Give the data below again exactly as it stands. Omit the pictures.

Data records:
_____

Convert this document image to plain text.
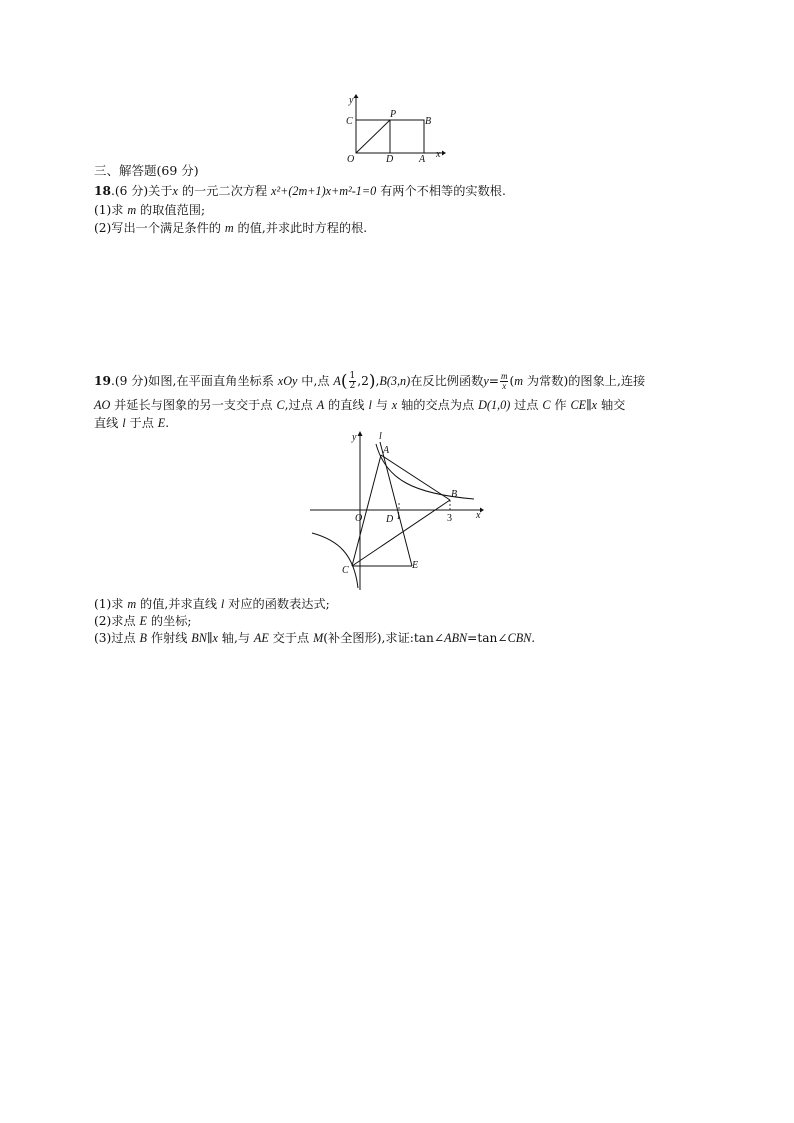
y
C
P
B
O	D	A x
三、解答题(69 分)
18.(6 分)关于x 的一元二次方程 x²+(2m+1)x+m²-1=0 有两个不相等的实数根.
(1)求 m 的取值范围;
(2)写出一个满足条件的 m 的值,并求此时方程的根.
19.(9 分)如图,在平面直角坐标系 xOy 中,点 $A( \frac{1}{2} ,2),B(3,n)$在反比例函数$y= \frac{m}{x} (m$ 为常数)的图象上,连接
AO 并延长与图象的另一支交于点 C,过点 A 的直线 l 与 x 轴的交点为点 D(1,0) 过点 C 作 CE∥x 轴交
直线 l 于点 E.
y l
A
B
O D 1	3 x
C	E
(1)求 m 的值,并求直线 l 对应的函数表达式;
(2)求点 E 的坐标;
(3)过点 B 作射线 BN∥x 轴,与 AE 交于点 M(补全图形),求证:tan∠ABN=tan∠CBN.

_____

Exercise answer:
Convert this document image to plain text.
y
C
P
B
O	D	A x
三、解答题(69 分)
18.(6 分)关于x 的一元二次方程 x²+(2m+1)x+m²-1=0 有两个不相等的实数根.
(1)求 m 的取值范围;
(2)写出一个满足条件的 m 的值,并求此时方程的根.
19.(9 分)如图,在平面直角坐标系 xOy 中,点 $A( \frac{1}{2} ,2),B(3,n)$在反比例函数$y= \frac{m}{x} (m$ 为常数)的图象上,连接
AO 并延长与图象的另一支交于点 C,过点 A 的直线 l 与 x 轴的交点为点 D(1,0) 过点 C 作 CE∥x 轴交
直线 l 于点 E.
y l
A
B
O D 1	3 x
C	E
(1)求 m 的值,并求直线 l 对应的函数表达式;
(2)求点 E 的坐标;
(3)过点 B 作射线 BN∥x 轴,与 AE 交于点 M(补全图形),求证:tan∠ABN=tan∠CBN.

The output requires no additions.